## RECORD SET
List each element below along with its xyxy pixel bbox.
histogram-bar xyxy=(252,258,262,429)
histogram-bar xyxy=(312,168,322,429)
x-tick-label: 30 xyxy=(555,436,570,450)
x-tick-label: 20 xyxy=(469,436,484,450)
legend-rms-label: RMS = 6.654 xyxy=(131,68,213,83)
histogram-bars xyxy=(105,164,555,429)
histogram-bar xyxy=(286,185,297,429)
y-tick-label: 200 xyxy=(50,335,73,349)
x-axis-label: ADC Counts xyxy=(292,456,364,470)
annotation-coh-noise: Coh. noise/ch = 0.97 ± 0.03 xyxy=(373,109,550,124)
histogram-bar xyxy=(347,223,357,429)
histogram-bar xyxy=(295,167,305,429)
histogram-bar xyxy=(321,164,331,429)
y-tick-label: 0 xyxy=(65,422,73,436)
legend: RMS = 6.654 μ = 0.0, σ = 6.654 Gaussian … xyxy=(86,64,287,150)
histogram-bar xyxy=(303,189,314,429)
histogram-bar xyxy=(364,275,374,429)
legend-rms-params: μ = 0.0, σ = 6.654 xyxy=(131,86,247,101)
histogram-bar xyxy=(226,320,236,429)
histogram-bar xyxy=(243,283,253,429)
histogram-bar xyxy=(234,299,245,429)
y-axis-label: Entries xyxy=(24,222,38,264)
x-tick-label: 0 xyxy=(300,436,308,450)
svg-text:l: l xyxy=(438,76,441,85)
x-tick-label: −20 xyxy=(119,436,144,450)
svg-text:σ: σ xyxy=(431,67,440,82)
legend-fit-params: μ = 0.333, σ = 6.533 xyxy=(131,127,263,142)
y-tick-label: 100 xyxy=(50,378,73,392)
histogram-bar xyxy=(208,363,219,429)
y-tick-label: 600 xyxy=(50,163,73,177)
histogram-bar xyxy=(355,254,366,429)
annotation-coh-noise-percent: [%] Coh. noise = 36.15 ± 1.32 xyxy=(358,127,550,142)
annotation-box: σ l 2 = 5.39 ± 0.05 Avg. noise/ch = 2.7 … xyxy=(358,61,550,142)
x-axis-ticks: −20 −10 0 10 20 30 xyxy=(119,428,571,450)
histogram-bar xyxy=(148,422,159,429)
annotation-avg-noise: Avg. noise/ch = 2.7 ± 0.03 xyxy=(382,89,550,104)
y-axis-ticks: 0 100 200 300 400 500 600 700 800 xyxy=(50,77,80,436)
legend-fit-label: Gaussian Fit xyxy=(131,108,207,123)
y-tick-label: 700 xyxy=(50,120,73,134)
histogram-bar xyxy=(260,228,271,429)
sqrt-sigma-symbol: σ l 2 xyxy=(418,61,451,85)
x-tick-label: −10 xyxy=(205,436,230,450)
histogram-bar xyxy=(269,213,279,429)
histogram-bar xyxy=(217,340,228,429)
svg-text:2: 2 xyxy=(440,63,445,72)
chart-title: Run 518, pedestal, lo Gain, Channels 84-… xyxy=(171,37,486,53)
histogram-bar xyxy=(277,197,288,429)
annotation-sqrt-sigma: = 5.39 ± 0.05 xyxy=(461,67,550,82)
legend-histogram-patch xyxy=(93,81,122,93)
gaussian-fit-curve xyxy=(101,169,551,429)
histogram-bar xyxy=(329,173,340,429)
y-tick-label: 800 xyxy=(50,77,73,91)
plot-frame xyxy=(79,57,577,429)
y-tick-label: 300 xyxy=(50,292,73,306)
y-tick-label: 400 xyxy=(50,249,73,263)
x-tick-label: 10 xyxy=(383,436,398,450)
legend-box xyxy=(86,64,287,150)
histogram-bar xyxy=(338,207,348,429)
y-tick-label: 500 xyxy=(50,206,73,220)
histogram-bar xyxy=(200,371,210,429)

## REQUIRED TASK
Please give all of the rows above again, swapping "Entries" for "Events" and leaving everything else unchanged.

## SOLUTION FOR THIS PROBLEM
List each element below along with its xyxy pixel bbox.
histogram-bar xyxy=(252,258,262,429)
histogram-bar xyxy=(312,168,322,429)
x-tick-label: 30 xyxy=(555,436,570,450)
x-tick-label: 20 xyxy=(469,436,484,450)
legend-rms-label: RMS = 6.654 xyxy=(131,68,213,83)
histogram-bars xyxy=(105,164,555,429)
histogram-bar xyxy=(286,185,297,429)
y-tick-label: 200 xyxy=(50,335,73,349)
x-axis-label: ADC Counts xyxy=(292,456,364,470)
annotation-coh-noise: Coh. noise/ch = 0.97 ± 0.03 xyxy=(373,109,550,124)
histogram-bar xyxy=(347,223,357,429)
histogram-bar xyxy=(295,167,305,429)
histogram-bar xyxy=(321,164,331,429)
y-tick-label: 0 xyxy=(65,422,73,436)
legend: RMS = 6.654 μ = 0.0, σ = 6.654 Gaussian … xyxy=(86,64,287,150)
histogram-bar xyxy=(303,189,314,429)
histogram-bar xyxy=(364,275,374,429)
legend-rms-params: μ = 0.0, σ = 6.654 xyxy=(131,86,247,101)
histogram-bar xyxy=(226,320,236,429)
histogram-bar xyxy=(243,283,253,429)
histogram-bar xyxy=(234,299,245,429)
y-axis-label: Events xyxy=(24,222,38,264)
x-tick-label: 0 xyxy=(300,436,308,450)
svg-text:l: l xyxy=(438,76,441,85)
x-tick-label: −20 xyxy=(119,436,144,450)
svg-text:σ: σ xyxy=(431,67,440,82)
legend-fit-params: μ = 0.333, σ = 6.533 xyxy=(131,127,263,142)
y-tick-label: 100 xyxy=(50,378,73,392)
histogram-bar xyxy=(208,363,219,429)
y-tick-label: 600 xyxy=(50,163,73,177)
histogram-bar xyxy=(355,254,366,429)
annotation-coh-noise-percent: [%] Coh. noise = 36.15 ± 1.32 xyxy=(358,127,550,142)
annotation-box: σ l 2 = 5.39 ± 0.05 Avg. noise/ch = 2.7 … xyxy=(358,61,550,142)
x-axis-ticks: −20 −10 0 10 20 30 xyxy=(119,428,571,450)
histogram-bar xyxy=(148,422,159,429)
annotation-avg-noise: Avg. noise/ch = 2.7 ± 0.03 xyxy=(382,89,550,104)
y-axis-ticks: 0 100 200 300 400 500 600 700 800 xyxy=(50,77,80,436)
legend-fit-label: Gaussian Fit xyxy=(131,108,207,123)
y-tick-label: 700 xyxy=(50,120,73,134)
histogram-bar xyxy=(260,228,271,429)
sqrt-sigma-symbol: σ l 2 xyxy=(418,61,451,85)
x-tick-label: −10 xyxy=(205,436,230,450)
histogram-bar xyxy=(269,213,279,429)
histogram-bar xyxy=(217,340,228,429)
svg-text:2: 2 xyxy=(440,63,445,72)
chart-title: Run 518, pedestal, lo Gain, Channels 84-… xyxy=(171,37,486,53)
histogram-bar xyxy=(277,197,288,429)
annotation-sqrt-sigma: = 5.39 ± 0.05 xyxy=(461,67,550,82)
legend-histogram-patch xyxy=(93,81,122,93)
gaussian-fit-curve xyxy=(101,169,551,429)
histogram-bar xyxy=(329,173,340,429)
y-tick-label: 800 xyxy=(50,77,73,91)
plot-frame xyxy=(79,57,577,429)
y-tick-label: 300 xyxy=(50,292,73,306)
y-tick-label: 400 xyxy=(50,249,73,263)
x-tick-label: 10 xyxy=(383,436,398,450)
legend-box xyxy=(86,64,287,150)
histogram-bar xyxy=(338,207,348,429)
y-tick-label: 500 xyxy=(50,206,73,220)
histogram-bar xyxy=(200,371,210,429)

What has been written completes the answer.